## Exercise instructions
Omit every image, and transcribe the remaining entries exactly as given.

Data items

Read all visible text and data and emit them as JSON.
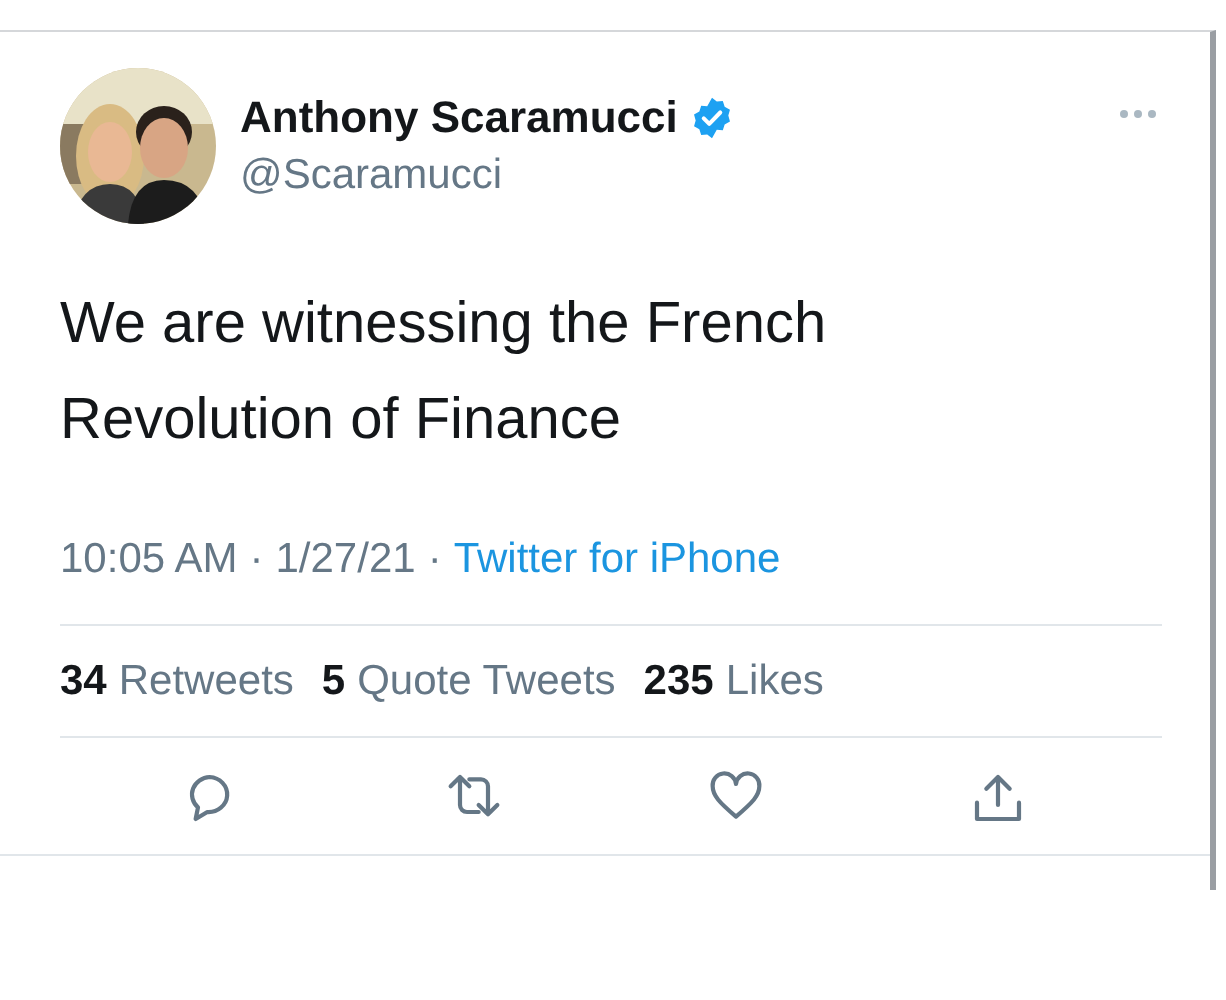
{
  "tweet": {
    "author": {
      "name": "Anthony Scaramucci",
      "verified": true,
      "handle": "@Scaramucci"
    },
    "text": "We are witnessing the French Revolution of Finance",
    "time": "10:05 AM",
    "separator_1": "·",
    "date": "1/27/21",
    "separator_2": "·",
    "source": "Twitter for iPhone",
    "stats": [
      {
        "count": "34",
        "label": "Retweets"
      },
      {
        "count": "5",
        "label": "Quote Tweets"
      },
      {
        "count": "235",
        "label": "Likes"
      }
    ]
  }
}
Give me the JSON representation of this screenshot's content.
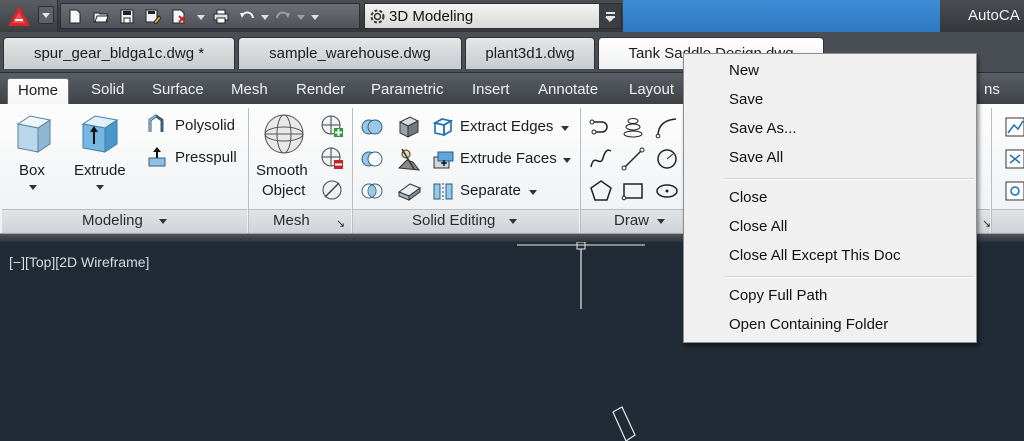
{
  "titlebar": {
    "workspace": "3D Modeling",
    "app_title": "AutoCA"
  },
  "file_tabs": [
    {
      "label": "spur_gear_bldga1c.dwg *"
    },
    {
      "label": "sample_warehouse.dwg"
    },
    {
      "label": "plant3d1.dwg"
    },
    {
      "label": "Tank Saddle Design.dwg"
    }
  ],
  "ribbon_tabs": [
    "Home",
    "Solid",
    "Surface",
    "Mesh",
    "Render",
    "Parametric",
    "Insert",
    "Annotate",
    "Layout",
    "ns"
  ],
  "panels": {
    "modeling": {
      "title": "Modeling",
      "box": "Box",
      "extrude": "Extrude",
      "polysolid": "Polysolid",
      "presspull": "Presspull"
    },
    "mesh": {
      "title": "Mesh",
      "smooth_line1": "Smooth",
      "smooth_line2": "Object"
    },
    "solid_editing": {
      "title": "Solid Editing",
      "extract_edges": "Extract Edges",
      "extrude_faces": "Extrude Faces",
      "separate": "Separate"
    },
    "draw": {
      "title": "Draw"
    }
  },
  "viewport": {
    "label": "[−][Top][2D Wireframe]"
  },
  "context_menu": {
    "groups": [
      [
        "New",
        "Save",
        "Save As...",
        "Save All"
      ],
      [
        "Close",
        "Close All",
        "Close All Except This Doc"
      ],
      [
        "Copy Full Path",
        "Open Containing Folder"
      ]
    ]
  },
  "colors": {
    "accent": "#2f79c2",
    "viewport_bg": "#202b35",
    "menu_bg": "#f0f0f0"
  }
}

## Solution for this exercise
Read all visible text and data and emit them as JSON.
{
  "tweet": {
    "author": {
      "name": "Anthony Scaramucci",
      "verified": true,
      "handle": "@Scaramucci"
    },
    "text": "We are witnessing the French Revolution of Finance",
    "time": "10:05 AM",
    "separator_1": "·",
    "date": "1/27/21",
    "separator_2": "·",
    "source": "Twitter for iPhone",
    "stats": [
      {
        "count": "34",
        "label": "Retweets"
      },
      {
        "count": "5",
        "label": "Quote Tweets"
      },
      {
        "count": "235",
        "label": "Likes"
      }
    ]
  }
}
Give me the JSON representation of this screenshot's content.
{
  "titlebar": {
    "workspace": "3D Modeling",
    "app_title": "AutoCA"
  },
  "file_tabs": [
    {
      "label": "spur_gear_bldga1c.dwg *"
    },
    {
      "label": "sample_warehouse.dwg"
    },
    {
      "label": "plant3d1.dwg"
    },
    {
      "label": "Tank Saddle Design.dwg"
    }
  ],
  "ribbon_tabs": [
    "Home",
    "Solid",
    "Surface",
    "Mesh",
    "Render",
    "Parametric",
    "Insert",
    "Annotate",
    "Layout",
    "ns"
  ],
  "panels": {
    "modeling": {
      "title": "Modeling",
      "box": "Box",
      "extrude": "Extrude",
      "polysolid": "Polysolid",
      "presspull": "Presspull"
    },
    "mesh": {
      "title": "Mesh",
      "smooth_line1": "Smooth",
      "smooth_line2": "Object"
    },
    "solid_editing": {
      "title": "Solid Editing",
      "extract_edges": "Extract Edges",
      "extrude_faces": "Extrude Faces",
      "separate": "Separate"
    },
    "draw": {
      "title": "Draw"
    }
  },
  "viewport": {
    "label": "[−][Top][2D Wireframe]"
  },
  "context_menu": {
    "groups": [
      [
        "New",
        "Save",
        "Save As...",
        "Save All"
      ],
      [
        "Close",
        "Close All",
        "Close All Except This Doc"
      ],
      [
        "Copy Full Path",
        "Open Containing Folder"
      ]
    ]
  },
  "colors": {
    "accent": "#2f79c2",
    "viewport_bg": "#202b35",
    "menu_bg": "#f0f0f0"
  }
}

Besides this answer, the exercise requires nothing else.